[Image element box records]
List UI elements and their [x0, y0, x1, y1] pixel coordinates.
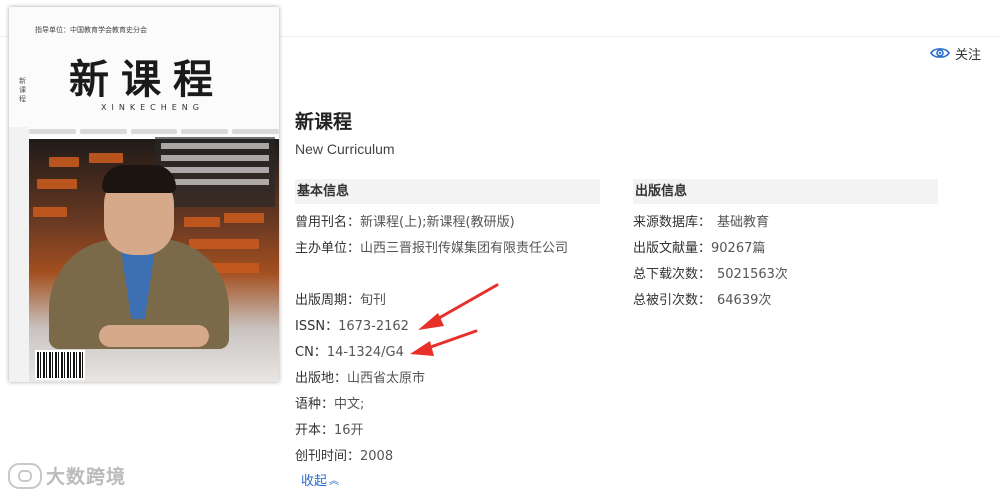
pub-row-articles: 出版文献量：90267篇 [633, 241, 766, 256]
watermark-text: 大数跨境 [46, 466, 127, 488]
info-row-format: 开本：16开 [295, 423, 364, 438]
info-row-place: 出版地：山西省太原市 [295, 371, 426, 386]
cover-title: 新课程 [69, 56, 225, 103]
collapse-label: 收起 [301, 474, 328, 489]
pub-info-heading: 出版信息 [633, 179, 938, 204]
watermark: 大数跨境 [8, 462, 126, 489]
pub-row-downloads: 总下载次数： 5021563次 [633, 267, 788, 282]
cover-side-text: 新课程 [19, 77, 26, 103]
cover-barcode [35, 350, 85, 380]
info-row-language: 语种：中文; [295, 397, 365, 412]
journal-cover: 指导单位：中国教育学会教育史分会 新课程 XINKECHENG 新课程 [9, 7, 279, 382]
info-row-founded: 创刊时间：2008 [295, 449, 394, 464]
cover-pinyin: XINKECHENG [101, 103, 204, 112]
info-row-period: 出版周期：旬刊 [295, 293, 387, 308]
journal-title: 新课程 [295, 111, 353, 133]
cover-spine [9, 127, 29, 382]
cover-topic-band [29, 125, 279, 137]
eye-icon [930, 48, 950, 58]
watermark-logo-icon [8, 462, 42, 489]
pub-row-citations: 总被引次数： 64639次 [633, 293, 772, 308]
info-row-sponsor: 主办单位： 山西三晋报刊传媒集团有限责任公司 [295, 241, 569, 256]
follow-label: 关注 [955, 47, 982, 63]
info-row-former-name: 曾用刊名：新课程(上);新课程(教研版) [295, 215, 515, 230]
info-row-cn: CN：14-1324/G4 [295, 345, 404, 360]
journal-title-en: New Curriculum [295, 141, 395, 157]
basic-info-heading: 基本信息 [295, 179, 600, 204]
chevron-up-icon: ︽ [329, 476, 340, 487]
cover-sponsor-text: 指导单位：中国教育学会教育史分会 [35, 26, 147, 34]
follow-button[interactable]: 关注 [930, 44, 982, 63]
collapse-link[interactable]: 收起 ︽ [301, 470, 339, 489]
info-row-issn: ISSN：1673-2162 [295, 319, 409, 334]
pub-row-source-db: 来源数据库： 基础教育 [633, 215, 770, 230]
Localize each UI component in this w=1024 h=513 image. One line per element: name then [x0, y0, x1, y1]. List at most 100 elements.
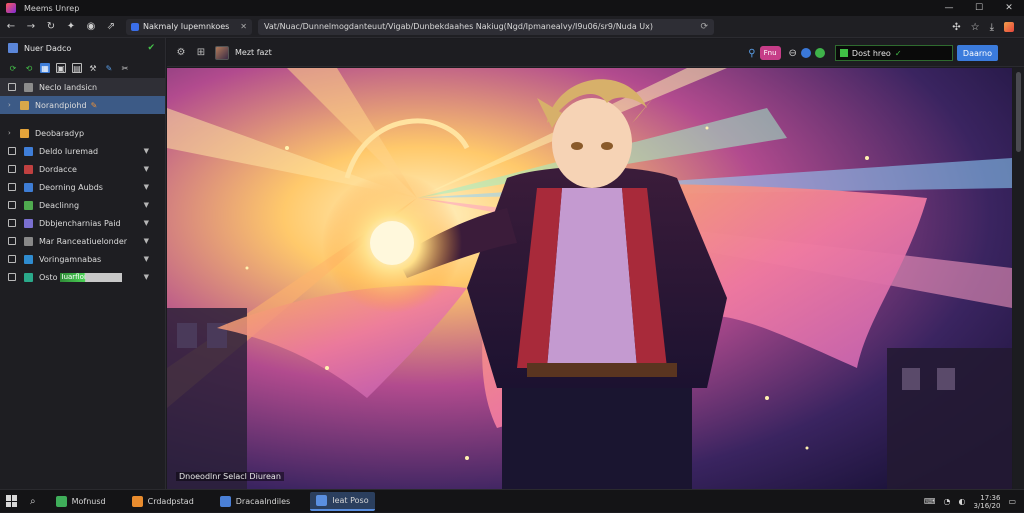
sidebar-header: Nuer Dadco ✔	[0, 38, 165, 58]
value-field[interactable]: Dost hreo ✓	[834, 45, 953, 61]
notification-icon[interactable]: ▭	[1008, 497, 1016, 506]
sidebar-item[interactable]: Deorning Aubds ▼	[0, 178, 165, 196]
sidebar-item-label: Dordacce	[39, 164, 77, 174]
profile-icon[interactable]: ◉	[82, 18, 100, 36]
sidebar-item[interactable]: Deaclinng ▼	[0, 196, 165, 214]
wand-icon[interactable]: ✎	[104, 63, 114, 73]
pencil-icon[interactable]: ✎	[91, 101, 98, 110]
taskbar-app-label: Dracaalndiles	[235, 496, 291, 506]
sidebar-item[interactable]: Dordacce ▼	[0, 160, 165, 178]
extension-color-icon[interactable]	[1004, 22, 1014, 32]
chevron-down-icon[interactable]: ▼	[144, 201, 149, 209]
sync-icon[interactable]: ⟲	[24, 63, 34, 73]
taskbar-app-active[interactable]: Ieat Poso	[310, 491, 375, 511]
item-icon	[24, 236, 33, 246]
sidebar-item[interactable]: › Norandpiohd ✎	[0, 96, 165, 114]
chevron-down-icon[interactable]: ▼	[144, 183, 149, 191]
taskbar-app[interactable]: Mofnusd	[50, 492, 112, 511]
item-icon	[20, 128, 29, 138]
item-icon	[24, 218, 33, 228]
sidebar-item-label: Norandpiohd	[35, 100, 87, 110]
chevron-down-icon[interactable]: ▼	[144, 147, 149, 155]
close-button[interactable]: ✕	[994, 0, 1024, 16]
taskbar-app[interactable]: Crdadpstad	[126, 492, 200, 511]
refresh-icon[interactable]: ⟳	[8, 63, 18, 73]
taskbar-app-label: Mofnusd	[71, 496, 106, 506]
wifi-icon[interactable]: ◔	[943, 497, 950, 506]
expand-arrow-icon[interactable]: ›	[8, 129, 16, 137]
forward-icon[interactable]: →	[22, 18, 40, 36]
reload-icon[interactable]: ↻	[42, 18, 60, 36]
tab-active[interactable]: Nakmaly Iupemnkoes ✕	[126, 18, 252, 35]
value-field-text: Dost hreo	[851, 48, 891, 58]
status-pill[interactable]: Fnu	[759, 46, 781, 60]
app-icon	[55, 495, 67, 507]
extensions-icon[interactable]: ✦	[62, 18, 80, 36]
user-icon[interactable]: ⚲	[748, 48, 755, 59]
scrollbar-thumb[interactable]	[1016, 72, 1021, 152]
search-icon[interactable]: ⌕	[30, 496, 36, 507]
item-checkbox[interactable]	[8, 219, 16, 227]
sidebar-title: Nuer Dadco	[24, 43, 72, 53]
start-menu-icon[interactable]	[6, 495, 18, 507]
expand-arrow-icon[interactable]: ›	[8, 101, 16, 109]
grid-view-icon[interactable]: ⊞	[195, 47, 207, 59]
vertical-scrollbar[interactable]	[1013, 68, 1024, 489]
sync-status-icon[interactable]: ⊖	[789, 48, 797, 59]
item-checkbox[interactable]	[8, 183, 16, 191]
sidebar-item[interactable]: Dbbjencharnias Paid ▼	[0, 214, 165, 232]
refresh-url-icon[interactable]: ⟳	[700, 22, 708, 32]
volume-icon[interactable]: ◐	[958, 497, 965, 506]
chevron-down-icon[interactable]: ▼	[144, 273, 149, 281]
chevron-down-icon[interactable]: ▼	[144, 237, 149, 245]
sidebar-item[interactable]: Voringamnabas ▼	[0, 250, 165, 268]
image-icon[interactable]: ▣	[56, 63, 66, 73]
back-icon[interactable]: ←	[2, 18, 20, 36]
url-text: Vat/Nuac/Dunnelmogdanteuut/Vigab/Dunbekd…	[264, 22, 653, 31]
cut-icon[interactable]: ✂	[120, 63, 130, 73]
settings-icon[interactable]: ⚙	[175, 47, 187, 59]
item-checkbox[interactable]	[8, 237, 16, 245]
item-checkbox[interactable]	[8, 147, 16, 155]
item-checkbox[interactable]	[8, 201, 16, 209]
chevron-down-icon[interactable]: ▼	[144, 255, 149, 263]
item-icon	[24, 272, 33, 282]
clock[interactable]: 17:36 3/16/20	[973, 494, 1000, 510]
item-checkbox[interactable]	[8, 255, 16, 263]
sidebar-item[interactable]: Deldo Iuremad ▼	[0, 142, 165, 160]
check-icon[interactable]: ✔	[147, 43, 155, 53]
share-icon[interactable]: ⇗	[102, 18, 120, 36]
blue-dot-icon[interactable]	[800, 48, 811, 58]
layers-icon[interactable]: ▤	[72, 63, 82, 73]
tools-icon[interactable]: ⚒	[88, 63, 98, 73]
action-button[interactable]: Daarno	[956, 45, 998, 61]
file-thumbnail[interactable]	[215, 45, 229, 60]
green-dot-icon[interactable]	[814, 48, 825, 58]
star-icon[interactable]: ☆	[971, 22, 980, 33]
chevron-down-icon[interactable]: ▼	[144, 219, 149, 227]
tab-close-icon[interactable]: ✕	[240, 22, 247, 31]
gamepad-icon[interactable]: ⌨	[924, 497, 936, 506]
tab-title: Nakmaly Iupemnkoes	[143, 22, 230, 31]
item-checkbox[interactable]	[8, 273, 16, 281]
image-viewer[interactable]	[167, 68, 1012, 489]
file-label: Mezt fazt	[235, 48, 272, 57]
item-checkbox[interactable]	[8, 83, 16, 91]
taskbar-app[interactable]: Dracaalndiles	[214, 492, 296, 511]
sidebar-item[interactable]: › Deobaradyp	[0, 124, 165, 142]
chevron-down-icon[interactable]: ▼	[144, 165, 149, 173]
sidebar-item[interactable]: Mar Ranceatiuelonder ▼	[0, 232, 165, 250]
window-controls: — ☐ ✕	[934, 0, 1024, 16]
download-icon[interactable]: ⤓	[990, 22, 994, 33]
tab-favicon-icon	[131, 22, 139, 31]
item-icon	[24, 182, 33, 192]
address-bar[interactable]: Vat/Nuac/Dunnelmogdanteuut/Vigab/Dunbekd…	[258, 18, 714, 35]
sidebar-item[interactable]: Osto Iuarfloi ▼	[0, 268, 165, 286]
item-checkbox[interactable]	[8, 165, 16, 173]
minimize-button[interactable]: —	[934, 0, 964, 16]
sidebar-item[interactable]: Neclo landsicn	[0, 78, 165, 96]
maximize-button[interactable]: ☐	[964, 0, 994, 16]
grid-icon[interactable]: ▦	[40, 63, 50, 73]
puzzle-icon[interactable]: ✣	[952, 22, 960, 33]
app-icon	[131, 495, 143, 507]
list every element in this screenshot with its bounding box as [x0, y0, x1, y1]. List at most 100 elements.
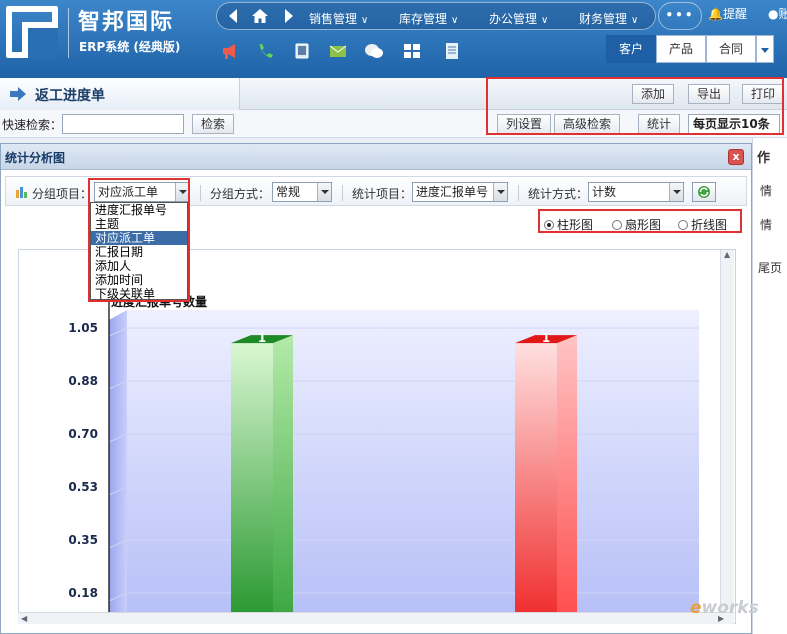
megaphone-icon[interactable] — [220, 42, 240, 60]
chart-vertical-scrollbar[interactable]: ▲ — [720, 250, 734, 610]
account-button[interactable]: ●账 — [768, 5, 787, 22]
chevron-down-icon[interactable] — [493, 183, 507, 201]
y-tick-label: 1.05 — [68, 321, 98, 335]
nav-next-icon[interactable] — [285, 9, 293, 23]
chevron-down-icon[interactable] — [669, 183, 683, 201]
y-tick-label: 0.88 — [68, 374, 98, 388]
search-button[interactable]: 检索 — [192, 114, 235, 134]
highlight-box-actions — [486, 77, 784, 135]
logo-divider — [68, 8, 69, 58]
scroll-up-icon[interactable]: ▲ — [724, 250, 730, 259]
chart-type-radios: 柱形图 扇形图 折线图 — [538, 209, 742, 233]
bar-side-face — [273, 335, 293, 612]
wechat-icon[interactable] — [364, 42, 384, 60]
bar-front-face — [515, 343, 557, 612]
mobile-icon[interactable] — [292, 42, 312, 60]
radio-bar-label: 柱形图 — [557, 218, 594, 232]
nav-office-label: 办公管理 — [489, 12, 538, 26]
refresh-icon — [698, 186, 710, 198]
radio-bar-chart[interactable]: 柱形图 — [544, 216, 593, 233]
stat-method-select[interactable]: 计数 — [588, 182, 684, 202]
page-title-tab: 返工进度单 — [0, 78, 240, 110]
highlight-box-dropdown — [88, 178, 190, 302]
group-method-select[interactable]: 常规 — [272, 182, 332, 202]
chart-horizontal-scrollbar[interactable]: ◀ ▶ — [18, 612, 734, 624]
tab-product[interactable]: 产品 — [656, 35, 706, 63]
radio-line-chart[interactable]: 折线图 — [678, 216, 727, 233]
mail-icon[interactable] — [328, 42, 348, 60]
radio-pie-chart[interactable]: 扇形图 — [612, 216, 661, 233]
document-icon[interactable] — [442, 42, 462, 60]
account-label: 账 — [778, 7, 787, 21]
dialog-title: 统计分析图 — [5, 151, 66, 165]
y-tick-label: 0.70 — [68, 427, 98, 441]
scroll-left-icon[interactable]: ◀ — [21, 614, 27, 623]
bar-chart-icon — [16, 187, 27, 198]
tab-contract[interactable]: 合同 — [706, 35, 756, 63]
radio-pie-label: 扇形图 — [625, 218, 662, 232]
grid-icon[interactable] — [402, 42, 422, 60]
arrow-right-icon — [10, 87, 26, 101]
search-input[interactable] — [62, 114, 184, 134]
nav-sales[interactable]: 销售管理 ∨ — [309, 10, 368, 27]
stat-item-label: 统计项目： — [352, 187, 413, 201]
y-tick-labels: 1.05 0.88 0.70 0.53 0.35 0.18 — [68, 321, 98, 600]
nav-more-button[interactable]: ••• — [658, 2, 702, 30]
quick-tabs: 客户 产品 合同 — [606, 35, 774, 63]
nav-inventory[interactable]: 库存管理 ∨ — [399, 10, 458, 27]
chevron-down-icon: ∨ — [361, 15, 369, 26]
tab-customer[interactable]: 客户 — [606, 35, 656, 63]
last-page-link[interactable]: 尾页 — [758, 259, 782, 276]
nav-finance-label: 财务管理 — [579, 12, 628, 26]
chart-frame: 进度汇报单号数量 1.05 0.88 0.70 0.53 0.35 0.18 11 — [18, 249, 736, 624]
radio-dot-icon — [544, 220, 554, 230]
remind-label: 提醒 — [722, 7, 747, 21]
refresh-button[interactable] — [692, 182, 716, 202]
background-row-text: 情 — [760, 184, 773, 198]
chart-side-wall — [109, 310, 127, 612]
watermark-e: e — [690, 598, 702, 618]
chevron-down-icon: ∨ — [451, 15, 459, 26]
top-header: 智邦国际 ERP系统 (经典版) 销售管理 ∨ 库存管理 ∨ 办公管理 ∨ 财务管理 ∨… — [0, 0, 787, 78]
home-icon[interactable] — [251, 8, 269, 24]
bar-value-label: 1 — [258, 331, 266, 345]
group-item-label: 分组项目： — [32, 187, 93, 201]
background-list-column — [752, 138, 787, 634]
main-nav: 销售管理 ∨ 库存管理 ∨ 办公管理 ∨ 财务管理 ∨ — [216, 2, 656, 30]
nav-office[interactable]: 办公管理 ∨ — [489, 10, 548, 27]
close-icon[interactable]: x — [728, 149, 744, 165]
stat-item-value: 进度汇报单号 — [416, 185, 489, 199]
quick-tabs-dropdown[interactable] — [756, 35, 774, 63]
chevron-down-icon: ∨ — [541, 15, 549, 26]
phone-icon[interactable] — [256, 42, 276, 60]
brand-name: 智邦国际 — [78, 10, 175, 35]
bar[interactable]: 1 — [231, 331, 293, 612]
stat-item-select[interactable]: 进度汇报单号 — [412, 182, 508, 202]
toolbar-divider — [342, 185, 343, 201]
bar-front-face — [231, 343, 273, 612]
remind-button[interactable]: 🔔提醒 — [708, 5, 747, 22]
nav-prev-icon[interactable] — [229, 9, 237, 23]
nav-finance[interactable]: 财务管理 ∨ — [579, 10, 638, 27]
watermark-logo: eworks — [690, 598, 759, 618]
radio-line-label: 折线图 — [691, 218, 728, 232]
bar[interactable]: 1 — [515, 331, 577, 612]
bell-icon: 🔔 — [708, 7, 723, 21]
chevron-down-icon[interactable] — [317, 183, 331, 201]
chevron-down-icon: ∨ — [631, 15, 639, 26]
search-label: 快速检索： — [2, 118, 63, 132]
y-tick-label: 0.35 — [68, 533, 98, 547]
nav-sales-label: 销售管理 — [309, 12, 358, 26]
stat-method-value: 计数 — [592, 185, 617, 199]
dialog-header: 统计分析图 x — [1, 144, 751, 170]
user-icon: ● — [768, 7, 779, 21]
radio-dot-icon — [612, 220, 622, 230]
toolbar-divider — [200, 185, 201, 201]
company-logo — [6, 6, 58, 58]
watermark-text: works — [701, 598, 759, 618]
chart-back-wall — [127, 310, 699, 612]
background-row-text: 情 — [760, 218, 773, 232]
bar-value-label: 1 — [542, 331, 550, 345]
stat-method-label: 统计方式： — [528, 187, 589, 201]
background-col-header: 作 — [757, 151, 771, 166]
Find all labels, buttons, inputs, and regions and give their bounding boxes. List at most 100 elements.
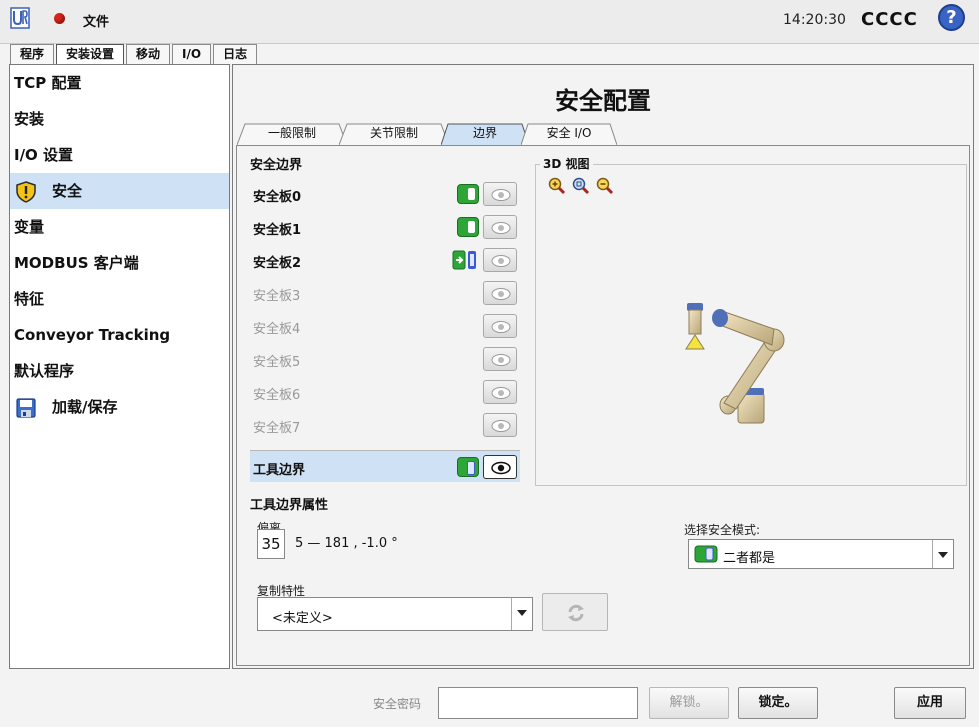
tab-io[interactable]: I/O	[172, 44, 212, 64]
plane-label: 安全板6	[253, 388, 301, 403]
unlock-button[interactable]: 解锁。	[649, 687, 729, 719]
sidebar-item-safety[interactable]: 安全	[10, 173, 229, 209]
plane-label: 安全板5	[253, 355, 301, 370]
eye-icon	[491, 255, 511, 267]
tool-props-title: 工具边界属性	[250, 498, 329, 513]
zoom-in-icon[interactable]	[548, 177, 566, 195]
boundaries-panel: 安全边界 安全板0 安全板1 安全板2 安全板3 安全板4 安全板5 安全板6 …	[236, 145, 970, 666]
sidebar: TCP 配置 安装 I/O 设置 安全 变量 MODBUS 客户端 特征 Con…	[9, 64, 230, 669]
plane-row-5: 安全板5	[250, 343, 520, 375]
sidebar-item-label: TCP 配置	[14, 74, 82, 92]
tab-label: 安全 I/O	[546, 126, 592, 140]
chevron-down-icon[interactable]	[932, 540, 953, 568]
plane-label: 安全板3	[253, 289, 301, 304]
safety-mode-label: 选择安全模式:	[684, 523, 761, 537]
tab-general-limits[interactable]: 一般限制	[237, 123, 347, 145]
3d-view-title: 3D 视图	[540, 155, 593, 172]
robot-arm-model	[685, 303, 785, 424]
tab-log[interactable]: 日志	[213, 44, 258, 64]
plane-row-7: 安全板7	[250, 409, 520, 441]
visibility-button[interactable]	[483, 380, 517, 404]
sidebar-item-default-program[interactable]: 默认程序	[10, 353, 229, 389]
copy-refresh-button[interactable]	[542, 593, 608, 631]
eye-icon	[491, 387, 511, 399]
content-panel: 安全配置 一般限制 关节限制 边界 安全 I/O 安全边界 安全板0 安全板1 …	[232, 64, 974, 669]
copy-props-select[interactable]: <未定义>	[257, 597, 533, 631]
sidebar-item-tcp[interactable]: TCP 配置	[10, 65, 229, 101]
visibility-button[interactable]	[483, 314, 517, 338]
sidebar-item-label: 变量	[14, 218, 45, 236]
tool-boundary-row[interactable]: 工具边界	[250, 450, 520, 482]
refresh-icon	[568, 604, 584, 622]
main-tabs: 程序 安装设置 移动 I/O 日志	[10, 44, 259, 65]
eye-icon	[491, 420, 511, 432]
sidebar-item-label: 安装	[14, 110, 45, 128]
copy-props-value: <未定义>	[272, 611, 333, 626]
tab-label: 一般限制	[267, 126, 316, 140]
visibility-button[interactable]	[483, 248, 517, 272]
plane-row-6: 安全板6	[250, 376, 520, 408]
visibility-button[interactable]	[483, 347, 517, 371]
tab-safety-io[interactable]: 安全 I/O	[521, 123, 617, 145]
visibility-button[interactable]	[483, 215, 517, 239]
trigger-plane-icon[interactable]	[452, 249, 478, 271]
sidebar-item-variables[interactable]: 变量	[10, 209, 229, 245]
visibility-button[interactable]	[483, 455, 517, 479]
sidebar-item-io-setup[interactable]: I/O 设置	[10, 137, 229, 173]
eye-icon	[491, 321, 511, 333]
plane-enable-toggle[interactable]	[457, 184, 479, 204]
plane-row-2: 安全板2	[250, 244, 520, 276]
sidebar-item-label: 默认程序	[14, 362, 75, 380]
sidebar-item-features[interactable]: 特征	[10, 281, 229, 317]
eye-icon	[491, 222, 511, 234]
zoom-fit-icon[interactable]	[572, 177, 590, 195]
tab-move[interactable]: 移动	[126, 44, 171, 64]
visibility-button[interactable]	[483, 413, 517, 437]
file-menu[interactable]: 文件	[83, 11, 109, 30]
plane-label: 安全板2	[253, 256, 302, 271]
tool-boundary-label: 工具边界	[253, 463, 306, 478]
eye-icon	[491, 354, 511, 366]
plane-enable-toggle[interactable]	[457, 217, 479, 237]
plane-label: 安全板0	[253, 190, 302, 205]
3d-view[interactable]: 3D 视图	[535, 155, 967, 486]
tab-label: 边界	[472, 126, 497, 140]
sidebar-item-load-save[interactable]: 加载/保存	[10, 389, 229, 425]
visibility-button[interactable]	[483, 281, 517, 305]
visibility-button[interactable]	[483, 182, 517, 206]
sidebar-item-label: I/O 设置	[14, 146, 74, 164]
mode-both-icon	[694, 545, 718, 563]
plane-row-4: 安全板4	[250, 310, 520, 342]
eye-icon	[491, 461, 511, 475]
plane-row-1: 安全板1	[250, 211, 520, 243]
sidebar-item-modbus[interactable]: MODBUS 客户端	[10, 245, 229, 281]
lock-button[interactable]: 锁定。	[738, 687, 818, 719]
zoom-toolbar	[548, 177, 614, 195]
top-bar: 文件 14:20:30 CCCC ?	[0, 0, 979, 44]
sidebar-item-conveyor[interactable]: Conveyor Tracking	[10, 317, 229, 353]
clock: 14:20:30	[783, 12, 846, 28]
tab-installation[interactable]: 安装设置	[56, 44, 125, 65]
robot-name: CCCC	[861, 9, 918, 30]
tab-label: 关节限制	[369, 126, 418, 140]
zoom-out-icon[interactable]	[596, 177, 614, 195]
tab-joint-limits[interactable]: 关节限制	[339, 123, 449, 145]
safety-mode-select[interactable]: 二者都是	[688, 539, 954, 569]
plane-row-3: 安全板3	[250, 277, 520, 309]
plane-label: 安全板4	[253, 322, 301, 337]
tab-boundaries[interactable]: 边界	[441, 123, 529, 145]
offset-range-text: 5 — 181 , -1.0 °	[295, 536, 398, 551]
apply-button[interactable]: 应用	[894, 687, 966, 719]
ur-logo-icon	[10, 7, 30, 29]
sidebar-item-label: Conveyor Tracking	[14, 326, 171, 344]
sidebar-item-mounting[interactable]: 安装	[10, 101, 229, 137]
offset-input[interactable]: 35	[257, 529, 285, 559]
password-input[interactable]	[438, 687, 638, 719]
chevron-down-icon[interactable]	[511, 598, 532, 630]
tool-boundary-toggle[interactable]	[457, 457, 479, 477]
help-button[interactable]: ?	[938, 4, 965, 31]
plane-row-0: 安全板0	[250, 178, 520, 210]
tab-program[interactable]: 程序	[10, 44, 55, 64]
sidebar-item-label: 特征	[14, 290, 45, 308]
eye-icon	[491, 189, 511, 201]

_Task instructions_: Repeat the lines from the one containing "sidebar-header: Nuer Dadco" up to and including the one containing "219, 16, 227]".

_Output for this task_:
sidebar-header: Nuer Dadco ✔	[0, 38, 165, 58]
value-field[interactable]: Dost hreo ✓	[834, 45, 953, 61]
notification-icon[interactable]: ▭	[1008, 497, 1016, 506]
sidebar-item[interactable]: Deorning Aubds ▼	[0, 178, 165, 196]
sidebar-item-label: Dordacce	[39, 164, 77, 174]
profile-icon[interactable]: ◉	[82, 18, 100, 36]
sidebar-item[interactable]: Deaclinng ▼	[0, 196, 165, 214]
wand-icon[interactable]: ✎	[104, 63, 114, 73]
pencil-icon[interactable]: ✎	[91, 101, 98, 110]
taskbar-app-label: Dracaalndiles	[235, 496, 291, 506]
sidebar-item[interactable]: Dordacce ▼	[0, 160, 165, 178]
extension-color-icon[interactable]	[1004, 22, 1014, 32]
chevron-down-icon[interactable]: ▼	[144, 201, 149, 209]
sync-icon[interactable]: ⟲	[24, 63, 34, 73]
taskbar-app-active[interactable]: Ieat Poso	[310, 491, 375, 511]
item-icon	[24, 236, 33, 246]
sidebar-item[interactable]: › Norandpiohd ✎	[0, 96, 165, 114]
chevron-down-icon[interactable]: ▼	[144, 183, 149, 191]
taskbar-app[interactable]: Mofnusd	[50, 492, 112, 511]
item-icon	[20, 128, 29, 138]
item-icon	[24, 218, 33, 228]
sidebar-item-label: Norandpiohd	[35, 100, 87, 110]
chevron-down-icon[interactable]: ▼	[144, 147, 149, 155]
close-button[interactable]: ✕	[994, 0, 1024, 16]
taskbar-app[interactable]: Crdadpstad	[126, 492, 200, 511]
refresh-icon[interactable]: ⟳	[8, 63, 18, 73]
taskbar-app-label: Mofnusd	[71, 496, 106, 506]
wifi-icon[interactable]: ◔	[943, 497, 950, 506]
expand-arrow-icon[interactable]: ›	[8, 129, 16, 137]
forward-icon[interactable]: →	[22, 18, 40, 36]
reload-icon[interactable]: ↻	[42, 18, 60, 36]
tab-active[interactable]: Nakmaly Iupemnkoes ✕	[126, 18, 252, 35]
value-field-text: Dost hreo	[851, 48, 891, 58]
status-pill[interactable]: Fnu	[759, 46, 781, 60]
app-icon	[55, 495, 67, 507]
extensions-icon[interactable]: ✦	[62, 18, 80, 36]
user-icon[interactable]: ⚲	[748, 48, 755, 59]
scrollbar-thumb[interactable]	[1016, 72, 1021, 152]
search-icon[interactable]: ⌕	[30, 496, 36, 507]
item-checkbox[interactable]	[8, 219, 16, 227]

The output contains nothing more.